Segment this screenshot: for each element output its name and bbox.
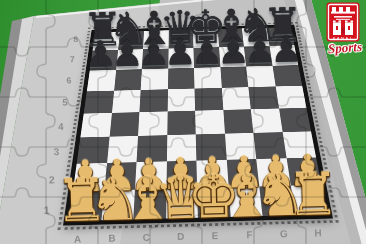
square-d4[interactable] xyxy=(167,111,196,136)
file-label-c: C xyxy=(143,232,152,243)
square-d5[interactable] xyxy=(167,88,195,111)
square-e5[interactable] xyxy=(195,88,223,111)
square-e4[interactable] xyxy=(195,110,224,135)
file-label-a: A xyxy=(74,234,83,244)
rank-label-4: 4 xyxy=(58,121,65,132)
black-pawn-h7[interactable]: ♟ xyxy=(270,32,303,69)
tv-channel-logo: KANAL Sports xyxy=(326,2,364,58)
square-b4[interactable] xyxy=(109,112,139,137)
file-label-d: D xyxy=(177,231,186,242)
square-h4[interactable] xyxy=(279,108,311,133)
file-label-h: H xyxy=(314,227,323,238)
square-c4[interactable] xyxy=(138,111,167,136)
rank-label-6: 6 xyxy=(66,75,72,85)
square-f4[interactable] xyxy=(223,109,253,134)
chess-game-screenshot: 87654321ABCDEFGH ♜♞♝♛♚♝♞♜♟♟♟♟♟♟♟♟♟♟♟♟♟♟♟… xyxy=(0,0,366,244)
square-g5[interactable] xyxy=(248,86,278,109)
file-label-f: F xyxy=(246,229,253,240)
channel-emblem-icon: KANAL xyxy=(326,2,360,42)
logo-wordmark: Sports xyxy=(322,38,366,57)
file-label-e: E xyxy=(212,230,220,241)
square-a4[interactable] xyxy=(80,113,111,138)
square-c5[interactable] xyxy=(139,89,167,112)
board-scene: 87654321ABCDEFGH ♜♞♝♛♚♝♞♜♟♟♟♟♟♟♟♟♟♟♟♟♟♟♟… xyxy=(0,0,366,244)
square-g4[interactable] xyxy=(251,109,282,134)
square-a5[interactable] xyxy=(84,91,114,114)
rank-label-5: 5 xyxy=(62,97,68,107)
rank-label-7: 7 xyxy=(70,54,76,64)
white-rook-h1[interactable]: ♜ xyxy=(286,165,340,225)
square-h5[interactable] xyxy=(275,86,306,109)
file-label-g: G xyxy=(280,228,289,239)
rank-label-3: 3 xyxy=(54,147,61,158)
rank-label-8: 8 xyxy=(73,34,79,44)
square-b5[interactable] xyxy=(112,90,141,113)
rank-label-1: 1 xyxy=(44,204,51,216)
file-label-b: B xyxy=(108,233,117,244)
square-f5[interactable] xyxy=(221,87,250,110)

[Aim] Rewrite every line of the records above as a Markdown table with the columns Row and Line, numbering each row and skipping blank lines. Leave the pictures out.

[Full answer]
| Row | Line |
|---|---|
| 1 | Segment this screenshot: for each element output its name and bbox. |
| 2 | square-d4[interactable] xyxy=(167,111,196,136) |
| 3 | file-label-c: C xyxy=(143,232,152,243) |
| 4 | square-d5[interactable] xyxy=(167,88,195,111) |
| 5 | square-e5[interactable] xyxy=(195,88,223,111) |
| 6 | square-e4[interactable] xyxy=(195,110,224,135) |
| 7 | file-label-a: A xyxy=(74,234,83,244) |
| 8 | rank-label-4: 4 xyxy=(58,121,65,132) |
| 9 | black-pawn-h7[interactable]: ♟ xyxy=(270,32,303,69) |
| 10 | tv-channel-logo: KANAL Sports xyxy=(326,2,364,58) |
| 11 | square-b4[interactable] xyxy=(109,112,139,137) |
| 12 | file-label-d: D xyxy=(177,231,186,242) |
| 13 | square-h4[interactable] xyxy=(279,108,311,133) |
| 14 | file-label-h: H xyxy=(314,227,323,238) |
| 15 | square-c4[interactable] xyxy=(138,111,167,136) |
| 16 | rank-label-6: 6 xyxy=(66,75,72,85) |
| 17 | square-f4[interactable] xyxy=(223,109,253,134) |
| 18 | chess-game-screenshot: 87654321ABCDEFGH ♜♞♝♛♚♝♞♜♟♟♟♟♟♟♟♟♟♟♟♟♟♟♟… xyxy=(0,0,366,244) |
| 19 | square-g5[interactable] xyxy=(248,86,278,109) |
| 20 | file-label-f: F xyxy=(246,229,253,240) |
| 21 | channel-emblem-icon: KANAL xyxy=(326,2,360,42) |
| 22 | logo-wordmark: Sports xyxy=(322,38,366,57) |
| 23 | file-label-e: E xyxy=(212,230,220,241) |
| 24 | square-a4[interactable] xyxy=(80,113,111,138) |
| 25 | square-c5[interactable] xyxy=(139,89,167,112) |
| 26 | board-scene: 87654321ABCDEFGH ♜♞♝♛♚♝♞♜♟♟♟♟♟♟♟♟♟♟♟♟♟♟♟… xyxy=(0,0,366,244) |
| 27 | square-g4[interactable] xyxy=(251,109,282,134) |
| 28 | square-a5[interactable] xyxy=(84,91,114,114) |
| 29 | rank-label-5: 5 xyxy=(62,97,68,107) |
| 30 | rank-label-7: 7 xyxy=(70,54,76,64) |
| 31 | white-rook-h1[interactable]: ♜ xyxy=(286,165,340,225) |
| 32 | square-h5[interactable] xyxy=(275,86,306,109) |
| 33 | file-label-g: G xyxy=(280,228,289,239) |
| 34 | rank-label-3: 3 xyxy=(54,147,61,158) |
| 35 | rank-label-8: 8 xyxy=(73,34,79,44) |
| 36 | square-b5[interactable] xyxy=(112,90,141,113) |
| 37 | rank-label-1: 1 xyxy=(44,204,51,216) |
| 38 | file-label-b: B xyxy=(108,233,117,244) |
| 39 | square-f5[interactable] xyxy=(221,87,250,110) |